Arrange every line of the records below as a numbered list, omitting blank lines and leaving out the pictures.

━━━━━ Record extracts

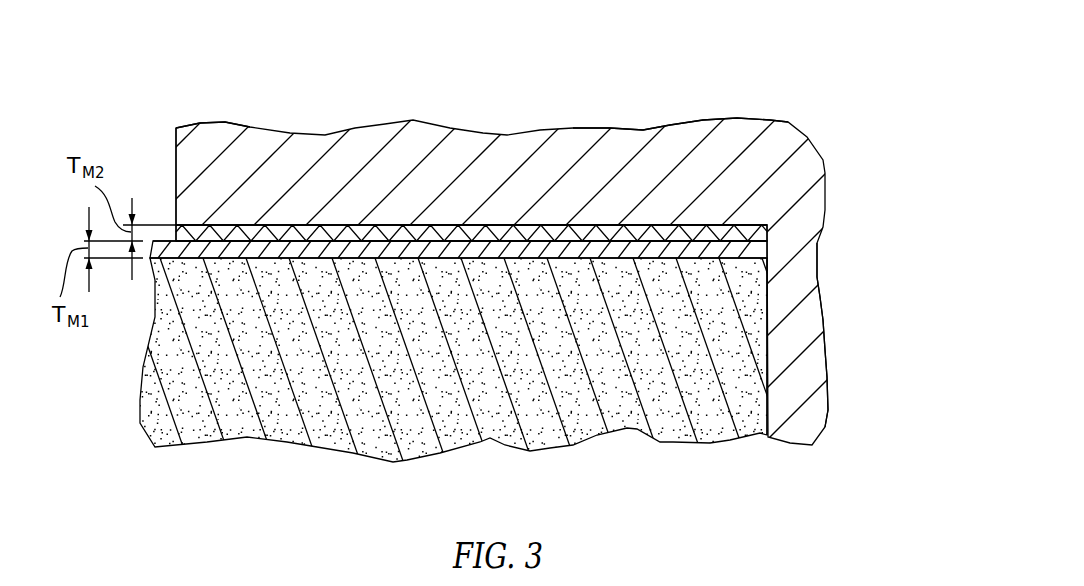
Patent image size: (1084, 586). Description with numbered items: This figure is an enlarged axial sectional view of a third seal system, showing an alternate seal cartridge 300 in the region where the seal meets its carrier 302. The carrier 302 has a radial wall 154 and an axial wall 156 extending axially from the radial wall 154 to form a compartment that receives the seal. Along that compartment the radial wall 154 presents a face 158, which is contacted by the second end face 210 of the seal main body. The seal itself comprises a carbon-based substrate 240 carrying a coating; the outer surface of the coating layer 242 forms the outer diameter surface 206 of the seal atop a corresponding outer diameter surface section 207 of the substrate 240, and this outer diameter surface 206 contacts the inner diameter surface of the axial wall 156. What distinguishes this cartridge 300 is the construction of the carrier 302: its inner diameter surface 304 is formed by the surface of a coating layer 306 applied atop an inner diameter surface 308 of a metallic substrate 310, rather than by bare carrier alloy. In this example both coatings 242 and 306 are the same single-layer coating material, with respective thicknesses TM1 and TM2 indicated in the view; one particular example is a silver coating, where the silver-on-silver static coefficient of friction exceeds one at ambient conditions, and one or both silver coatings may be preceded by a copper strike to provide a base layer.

The radial wall 154 is at (796, 294).
The axial wall 156 is at (630, 145).
The face 158 is at (767, 367).
The outer diameter surface 206 is at (344, 230).
The outer diameter surface section of the substrate 207 is at (271, 232).
The second end face 210 is at (768, 332).
The carbon-based substrate 240 is at (563, 403).
The coating layer 242 is at (429, 232).
The seal cartridge 300 is at (150, 182).
The carrier 302 is at (213, 112).
The inner diameter surface 304 is at (296, 246).
The coating layer 306 is at (498, 230).
The inner diameter surface of the metallic substrate 308 is at (224, 236).
The metallic substrate 310 is at (730, 137).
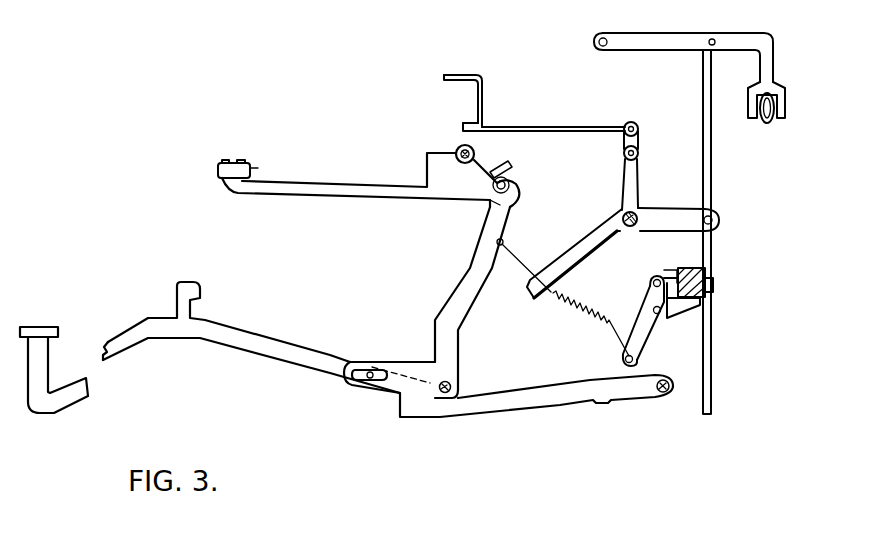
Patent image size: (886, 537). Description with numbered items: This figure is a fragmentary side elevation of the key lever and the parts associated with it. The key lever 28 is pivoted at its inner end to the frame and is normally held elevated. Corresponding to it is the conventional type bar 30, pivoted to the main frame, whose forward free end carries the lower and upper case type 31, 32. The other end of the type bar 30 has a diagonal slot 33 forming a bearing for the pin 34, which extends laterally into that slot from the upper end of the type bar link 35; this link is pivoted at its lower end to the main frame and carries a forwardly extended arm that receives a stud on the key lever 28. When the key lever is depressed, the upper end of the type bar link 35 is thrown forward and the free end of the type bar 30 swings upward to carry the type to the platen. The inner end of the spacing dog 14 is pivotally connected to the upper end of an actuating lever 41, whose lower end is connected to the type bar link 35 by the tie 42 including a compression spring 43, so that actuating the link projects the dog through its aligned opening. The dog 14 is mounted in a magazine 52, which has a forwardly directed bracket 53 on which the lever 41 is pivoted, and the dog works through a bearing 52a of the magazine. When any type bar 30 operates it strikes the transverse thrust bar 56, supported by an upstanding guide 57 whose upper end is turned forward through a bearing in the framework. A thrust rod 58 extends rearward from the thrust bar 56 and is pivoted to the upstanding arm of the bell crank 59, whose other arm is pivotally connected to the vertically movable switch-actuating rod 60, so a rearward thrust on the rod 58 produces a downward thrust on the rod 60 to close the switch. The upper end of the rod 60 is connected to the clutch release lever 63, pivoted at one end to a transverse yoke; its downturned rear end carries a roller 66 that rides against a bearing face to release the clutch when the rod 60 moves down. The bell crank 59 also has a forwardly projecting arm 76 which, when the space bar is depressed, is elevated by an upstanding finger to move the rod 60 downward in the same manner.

━━━━━━━━━━

### Expected answer
1. Patent image size: (1084, 586). Description with numbered items: This figure is an enlarged axial sectional view of a third seal system, showing an alternate seal cartridge 300 in the region where the seal meets its carrier 302. The carrier 302 has a radial wall 154 and an axial wall 156 extending axially from the radial wall 154 to form a compartment that receives the seal. Along that compartment the radial wall 154 presents a face 158, which is contacted by the second end face 210 of the seal main body. The seal itself comprises a carbon-based substrate 240 carrying a coating; the outer surface of the coating layer 242 forms the outer diameter surface 206 of the seal atop a corresponding outer diameter surface section 207 of the substrate 240, and this outer diameter surface 206 contacts the inner diameter surface of the axial wall 156. What distinguishes this cartridge 300 is the construction of the carrier 302: its inner diameter surface 304 is formed by the surface of a coating layer 306 applied atop an inner diameter surface 308 of a metallic substrate 310, rather than by bare carrier alloy. In this example both coatings 242 and 306 are the same single-layer coating material, with respective thicknesses TM1 and TM2 indicated in the view; one particular example is a silver coating, where the silver-on-silver static coefficient of friction exceeds one at ambient conditions, and one or both silver coatings may be preceded by a copper strike to provide a base layer.
2. The radial wall 154 is at (796, 294).
3. The axial wall 156 is at (630, 145).
4. The face 158 is at (767, 367).
5. The outer diameter surface 206 is at (344, 230).
6. The outer diameter surface section of the substrate 207 is at (271, 232).
7. The second end face 210 is at (768, 332).
8. The carbon-based substrate 240 is at (563, 403).
9. The coating layer 242 is at (429, 232).
10. The seal cartridge 300 is at (150, 182).
11. The carrier 302 is at (213, 112).
12. The inner diameter surface 304 is at (296, 246).
13. The coating layer 306 is at (498, 230).
14. The inner diameter surface of the metallic substrate 308 is at (224, 236).
15. The metallic substrate 310 is at (730, 137).
16. Patent image size: (886, 537). Description with numbered items: This figure is a fragmentary side elevation of the key lever and the parts associated with it. The key lever 28 is pivoted at its inner end to the frame and is normally held elevated. Corresponding to it is the conventional type bar 30, pivoted to the main frame, whose forward free end carries the lower and upper case type 31, 32. The other end of the type bar 30 has a diagonal slot 33 forming a bearing for the pin 34, which extends laterally into that slot from the upper end of the type bar link 35; this link is pivoted at its lower end to the main frame and carries a forwardly extended arm that receives a stud on the key lever 28. When the key lever is depressed, the upper end of the type bar link 35 is thrown forward and the free end of the type bar 30 swings upward to carry the type to the platen. The inner end of the spacing dog 14 is pivotally connected to the upper end of an actuating lever 41, whose lower end is connected to the type bar link 35 by the tie 42 including a compression spring 43, so that actuating the link projects the dog through its aligned opening. The dog 14 is mounted in a magazine 52, which has a forwardly directed bracket 53 on which the lever 41 is pivoted, and the dog works through a bearing 52a of the magazine. When any type bar 30 operates it strikes the transverse thrust bar 56, supported by an upstanding guide 57 whose upper end is turned forward through a bearing in the framework. A thrust rod 58 extends rearward from the thrust bar 56 and is pivoted to the upstanding arm of the bell crank 59, whose other arm is pivotally connected to the vertically movable switch-actuating rod 60, so a rearward thrust on the rod 58 produces a downward thrust on the rod 60 to close the switch. The upper end of the rod 60 is connected to the clutch release lever 63, pivoted at one end to a transverse yoke; its downturned rear end carries a roller 66 that rides against a bearing face to release the clutch when the rod 60 moves down. The bell crank 59 also has a forwardly projecting arm 76 which, when the space bar is depressed, is elevated by an upstanding finger to move the rod 60 downward in the same manner.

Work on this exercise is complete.